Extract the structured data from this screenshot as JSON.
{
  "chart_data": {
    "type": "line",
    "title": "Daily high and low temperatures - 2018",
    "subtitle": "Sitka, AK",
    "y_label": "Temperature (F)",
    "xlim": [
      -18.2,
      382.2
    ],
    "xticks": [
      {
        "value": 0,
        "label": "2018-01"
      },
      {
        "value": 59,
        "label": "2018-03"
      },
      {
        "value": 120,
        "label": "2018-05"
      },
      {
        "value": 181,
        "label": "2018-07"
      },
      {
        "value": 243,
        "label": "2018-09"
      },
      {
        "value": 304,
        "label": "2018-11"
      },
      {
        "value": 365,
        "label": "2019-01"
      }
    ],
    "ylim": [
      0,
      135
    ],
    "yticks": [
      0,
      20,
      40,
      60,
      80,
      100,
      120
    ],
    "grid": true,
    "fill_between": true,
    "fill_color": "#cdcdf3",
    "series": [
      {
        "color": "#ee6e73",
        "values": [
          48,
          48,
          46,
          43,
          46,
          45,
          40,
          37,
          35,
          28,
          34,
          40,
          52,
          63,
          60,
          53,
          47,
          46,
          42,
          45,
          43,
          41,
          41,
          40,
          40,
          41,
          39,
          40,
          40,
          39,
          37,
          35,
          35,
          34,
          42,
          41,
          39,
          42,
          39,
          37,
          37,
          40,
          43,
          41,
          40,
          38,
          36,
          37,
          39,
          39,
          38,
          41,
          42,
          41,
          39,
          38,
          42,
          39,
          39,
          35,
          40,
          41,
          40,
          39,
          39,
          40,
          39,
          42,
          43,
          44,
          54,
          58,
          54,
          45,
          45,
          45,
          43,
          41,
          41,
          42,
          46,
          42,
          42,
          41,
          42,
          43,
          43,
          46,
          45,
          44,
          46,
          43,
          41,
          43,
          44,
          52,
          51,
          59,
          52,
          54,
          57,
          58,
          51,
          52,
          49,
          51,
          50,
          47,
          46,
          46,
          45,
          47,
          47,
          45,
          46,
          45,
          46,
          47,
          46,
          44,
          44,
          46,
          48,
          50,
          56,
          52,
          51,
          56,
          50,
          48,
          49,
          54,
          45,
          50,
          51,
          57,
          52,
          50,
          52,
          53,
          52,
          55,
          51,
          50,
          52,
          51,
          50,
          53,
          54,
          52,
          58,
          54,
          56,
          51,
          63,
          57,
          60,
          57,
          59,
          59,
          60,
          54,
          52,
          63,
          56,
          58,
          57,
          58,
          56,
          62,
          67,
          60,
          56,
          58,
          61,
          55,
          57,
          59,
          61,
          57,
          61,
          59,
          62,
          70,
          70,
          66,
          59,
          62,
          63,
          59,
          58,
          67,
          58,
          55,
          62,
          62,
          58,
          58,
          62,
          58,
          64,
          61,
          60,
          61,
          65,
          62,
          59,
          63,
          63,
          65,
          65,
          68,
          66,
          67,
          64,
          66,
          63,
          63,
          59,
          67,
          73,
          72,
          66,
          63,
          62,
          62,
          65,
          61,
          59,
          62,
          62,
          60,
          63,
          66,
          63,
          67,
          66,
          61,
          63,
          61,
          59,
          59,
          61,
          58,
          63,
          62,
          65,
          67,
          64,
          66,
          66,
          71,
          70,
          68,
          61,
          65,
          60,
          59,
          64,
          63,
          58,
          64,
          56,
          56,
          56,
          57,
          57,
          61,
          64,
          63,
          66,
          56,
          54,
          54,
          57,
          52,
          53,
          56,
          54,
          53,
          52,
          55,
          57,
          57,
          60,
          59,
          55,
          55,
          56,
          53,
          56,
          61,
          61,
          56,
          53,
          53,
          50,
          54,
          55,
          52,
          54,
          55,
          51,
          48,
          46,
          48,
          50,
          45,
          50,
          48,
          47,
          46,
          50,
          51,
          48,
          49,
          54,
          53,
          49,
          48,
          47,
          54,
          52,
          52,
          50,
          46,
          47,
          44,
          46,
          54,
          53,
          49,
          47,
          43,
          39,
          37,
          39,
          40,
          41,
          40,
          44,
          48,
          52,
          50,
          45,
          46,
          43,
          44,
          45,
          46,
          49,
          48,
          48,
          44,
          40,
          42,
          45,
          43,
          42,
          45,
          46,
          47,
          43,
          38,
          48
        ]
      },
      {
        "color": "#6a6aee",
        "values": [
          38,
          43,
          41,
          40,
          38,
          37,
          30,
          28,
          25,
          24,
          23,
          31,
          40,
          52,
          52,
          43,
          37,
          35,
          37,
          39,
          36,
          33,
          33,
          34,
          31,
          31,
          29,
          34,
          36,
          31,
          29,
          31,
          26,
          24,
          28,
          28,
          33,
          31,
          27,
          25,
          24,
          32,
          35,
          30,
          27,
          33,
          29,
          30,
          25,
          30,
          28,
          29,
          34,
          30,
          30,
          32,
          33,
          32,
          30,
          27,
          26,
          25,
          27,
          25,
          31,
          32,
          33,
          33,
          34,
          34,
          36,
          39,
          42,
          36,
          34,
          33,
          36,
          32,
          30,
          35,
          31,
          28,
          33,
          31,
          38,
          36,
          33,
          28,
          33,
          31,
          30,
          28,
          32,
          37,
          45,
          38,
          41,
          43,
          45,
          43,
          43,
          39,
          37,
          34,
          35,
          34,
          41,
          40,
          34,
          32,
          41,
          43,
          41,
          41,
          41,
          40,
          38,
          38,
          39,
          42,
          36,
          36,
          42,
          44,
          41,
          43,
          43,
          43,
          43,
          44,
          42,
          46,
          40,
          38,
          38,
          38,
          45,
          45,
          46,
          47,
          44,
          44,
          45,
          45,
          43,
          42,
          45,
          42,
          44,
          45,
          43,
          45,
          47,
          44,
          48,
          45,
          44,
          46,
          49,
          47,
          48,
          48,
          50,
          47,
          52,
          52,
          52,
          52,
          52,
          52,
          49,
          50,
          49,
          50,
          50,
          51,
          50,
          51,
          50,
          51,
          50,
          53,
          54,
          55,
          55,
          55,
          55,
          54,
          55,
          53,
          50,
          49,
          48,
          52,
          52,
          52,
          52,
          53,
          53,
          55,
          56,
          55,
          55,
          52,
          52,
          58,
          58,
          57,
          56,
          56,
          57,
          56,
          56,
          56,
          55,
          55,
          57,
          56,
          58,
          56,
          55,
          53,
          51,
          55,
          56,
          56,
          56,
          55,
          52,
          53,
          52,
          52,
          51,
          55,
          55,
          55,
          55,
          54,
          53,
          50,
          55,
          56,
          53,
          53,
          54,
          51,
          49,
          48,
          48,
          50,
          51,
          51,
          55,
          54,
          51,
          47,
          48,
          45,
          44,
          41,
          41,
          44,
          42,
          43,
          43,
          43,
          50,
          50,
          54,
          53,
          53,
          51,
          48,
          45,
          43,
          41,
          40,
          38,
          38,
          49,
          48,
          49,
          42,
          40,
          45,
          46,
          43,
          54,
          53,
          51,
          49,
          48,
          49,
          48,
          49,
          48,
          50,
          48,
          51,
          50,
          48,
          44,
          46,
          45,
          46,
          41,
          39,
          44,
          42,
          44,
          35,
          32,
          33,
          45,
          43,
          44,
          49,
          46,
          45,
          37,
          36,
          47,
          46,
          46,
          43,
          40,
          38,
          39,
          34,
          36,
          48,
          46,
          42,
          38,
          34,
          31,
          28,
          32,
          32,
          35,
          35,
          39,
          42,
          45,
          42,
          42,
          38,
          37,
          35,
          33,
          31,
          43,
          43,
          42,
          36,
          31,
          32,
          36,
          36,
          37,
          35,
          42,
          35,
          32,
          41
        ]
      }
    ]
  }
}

_THE REQUEST_:
Every line above should be printed again exactly as it stands.

_PROBLEM SOLUTION_:
Extract the structured data from this screenshot as JSON.
{
  "chart_data": {
    "type": "line",
    "title": "Daily high and low temperatures - 2018",
    "subtitle": "Sitka, AK",
    "y_label": "Temperature (F)",
    "xlim": [
      -18.2,
      382.2
    ],
    "xticks": [
      {
        "value": 0,
        "label": "2018-01"
      },
      {
        "value": 59,
        "label": "2018-03"
      },
      {
        "value": 120,
        "label": "2018-05"
      },
      {
        "value": 181,
        "label": "2018-07"
      },
      {
        "value": 243,
        "label": "2018-09"
      },
      {
        "value": 304,
        "label": "2018-11"
      },
      {
        "value": 365,
        "label": "2019-01"
      }
    ],
    "ylim": [
      0,
      135
    ],
    "yticks": [
      0,
      20,
      40,
      60,
      80,
      100,
      120
    ],
    "grid": true,
    "fill_between": true,
    "fill_color": "#cdcdf3",
    "series": [
      {
        "color": "#ee6e73",
        "values": [
          48,
          48,
          46,
          43,
          46,
          45,
          40,
          37,
          35,
          28,
          34,
          40,
          52,
          63,
          60,
          53,
          47,
          46,
          42,
          45,
          43,
          41,
          41,
          40,
          40,
          41,
          39,
          40,
          40,
          39,
          37,
          35,
          35,
          34,
          42,
          41,
          39,
          42,
          39,
          37,
          37,
          40,
          43,
          41,
          40,
          38,
          36,
          37,
          39,
          39,
          38,
          41,
          42,
          41,
          39,
          38,
          42,
          39,
          39,
          35,
          40,
          41,
          40,
          39,
          39,
          40,
          39,
          42,
          43,
          44,
          54,
          58,
          54,
          45,
          45,
          45,
          43,
          41,
          41,
          42,
          46,
          42,
          42,
          41,
          42,
          43,
          43,
          46,
          45,
          44,
          46,
          43,
          41,
          43,
          44,
          52,
          51,
          59,
          52,
          54,
          57,
          58,
          51,
          52,
          49,
          51,
          50,
          47,
          46,
          46,
          45,
          47,
          47,
          45,
          46,
          45,
          46,
          47,
          46,
          44,
          44,
          46,
          48,
          50,
          56,
          52,
          51,
          56,
          50,
          48,
          49,
          54,
          45,
          50,
          51,
          57,
          52,
          50,
          52,
          53,
          52,
          55,
          51,
          50,
          52,
          51,
          50,
          53,
          54,
          52,
          58,
          54,
          56,
          51,
          63,
          57,
          60,
          57,
          59,
          59,
          60,
          54,
          52,
          63,
          56,
          58,
          57,
          58,
          56,
          62,
          67,
          60,
          56,
          58,
          61,
          55,
          57,
          59,
          61,
          57,
          61,
          59,
          62,
          70,
          70,
          66,
          59,
          62,
          63,
          59,
          58,
          67,
          58,
          55,
          62,
          62,
          58,
          58,
          62,
          58,
          64,
          61,
          60,
          61,
          65,
          62,
          59,
          63,
          63,
          65,
          65,
          68,
          66,
          67,
          64,
          66,
          63,
          63,
          59,
          67,
          73,
          72,
          66,
          63,
          62,
          62,
          65,
          61,
          59,
          62,
          62,
          60,
          63,
          66,
          63,
          67,
          66,
          61,
          63,
          61,
          59,
          59,
          61,
          58,
          63,
          62,
          65,
          67,
          64,
          66,
          66,
          71,
          70,
          68,
          61,
          65,
          60,
          59,
          64,
          63,
          58,
          64,
          56,
          56,
          56,
          57,
          57,
          61,
          64,
          63,
          66,
          56,
          54,
          54,
          57,
          52,
          53,
          56,
          54,
          53,
          52,
          55,
          57,
          57,
          60,
          59,
          55,
          55,
          56,
          53,
          56,
          61,
          61,
          56,
          53,
          53,
          50,
          54,
          55,
          52,
          54,
          55,
          51,
          48,
          46,
          48,
          50,
          45,
          50,
          48,
          47,
          46,
          50,
          51,
          48,
          49,
          54,
          53,
          49,
          48,
          47,
          54,
          52,
          52,
          50,
          46,
          47,
          44,
          46,
          54,
          53,
          49,
          47,
          43,
          39,
          37,
          39,
          40,
          41,
          40,
          44,
          48,
          52,
          50,
          45,
          46,
          43,
          44,
          45,
          46,
          49,
          48,
          48,
          44,
          40,
          42,
          45,
          43,
          42,
          45,
          46,
          47,
          43,
          38,
          48
        ]
      },
      {
        "color": "#6a6aee",
        "values": [
          38,
          43,
          41,
          40,
          38,
          37,
          30,
          28,
          25,
          24,
          23,
          31,
          40,
          52,
          52,
          43,
          37,
          35,
          37,
          39,
          36,
          33,
          33,
          34,
          31,
          31,
          29,
          34,
          36,
          31,
          29,
          31,
          26,
          24,
          28,
          28,
          33,
          31,
          27,
          25,
          24,
          32,
          35,
          30,
          27,
          33,
          29,
          30,
          25,
          30,
          28,
          29,
          34,
          30,
          30,
          32,
          33,
          32,
          30,
          27,
          26,
          25,
          27,
          25,
          31,
          32,
          33,
          33,
          34,
          34,
          36,
          39,
          42,
          36,
          34,
          33,
          36,
          32,
          30,
          35,
          31,
          28,
          33,
          31,
          38,
          36,
          33,
          28,
          33,
          31,
          30,
          28,
          32,
          37,
          45,
          38,
          41,
          43,
          45,
          43,
          43,
          39,
          37,
          34,
          35,
          34,
          41,
          40,
          34,
          32,
          41,
          43,
          41,
          41,
          41,
          40,
          38,
          38,
          39,
          42,
          36,
          36,
          42,
          44,
          41,
          43,
          43,
          43,
          43,
          44,
          42,
          46,
          40,
          38,
          38,
          38,
          45,
          45,
          46,
          47,
          44,
          44,
          45,
          45,
          43,
          42,
          45,
          42,
          44,
          45,
          43,
          45,
          47,
          44,
          48,
          45,
          44,
          46,
          49,
          47,
          48,
          48,
          50,
          47,
          52,
          52,
          52,
          52,
          52,
          52,
          49,
          50,
          49,
          50,
          50,
          51,
          50,
          51,
          50,
          51,
          50,
          53,
          54,
          55,
          55,
          55,
          55,
          54,
          55,
          53,
          50,
          49,
          48,
          52,
          52,
          52,
          52,
          53,
          53,
          55,
          56,
          55,
          55,
          52,
          52,
          58,
          58,
          57,
          56,
          56,
          57,
          56,
          56,
          56,
          55,
          55,
          57,
          56,
          58,
          56,
          55,
          53,
          51,
          55,
          56,
          56,
          56,
          55,
          52,
          53,
          52,
          52,
          51,
          55,
          55,
          55,
          55,
          54,
          53,
          50,
          55,
          56,
          53,
          53,
          54,
          51,
          49,
          48,
          48,
          50,
          51,
          51,
          55,
          54,
          51,
          47,
          48,
          45,
          44,
          41,
          41,
          44,
          42,
          43,
          43,
          43,
          50,
          50,
          54,
          53,
          53,
          51,
          48,
          45,
          43,
          41,
          40,
          38,
          38,
          49,
          48,
          49,
          42,
          40,
          45,
          46,
          43,
          54,
          53,
          51,
          49,
          48,
          49,
          48,
          49,
          48,
          50,
          48,
          51,
          50,
          48,
          44,
          46,
          45,
          46,
          41,
          39,
          44,
          42,
          44,
          35,
          32,
          33,
          45,
          43,
          44,
          49,
          46,
          45,
          37,
          36,
          47,
          46,
          46,
          43,
          40,
          38,
          39,
          34,
          36,
          48,
          46,
          42,
          38,
          34,
          31,
          28,
          32,
          32,
          35,
          35,
          39,
          42,
          45,
          42,
          42,
          38,
          37,
          35,
          33,
          31,
          43,
          43,
          42,
          36,
          31,
          32,
          36,
          36,
          37,
          35,
          42,
          35,
          32,
          41
        ]
      }
    ]
  }
}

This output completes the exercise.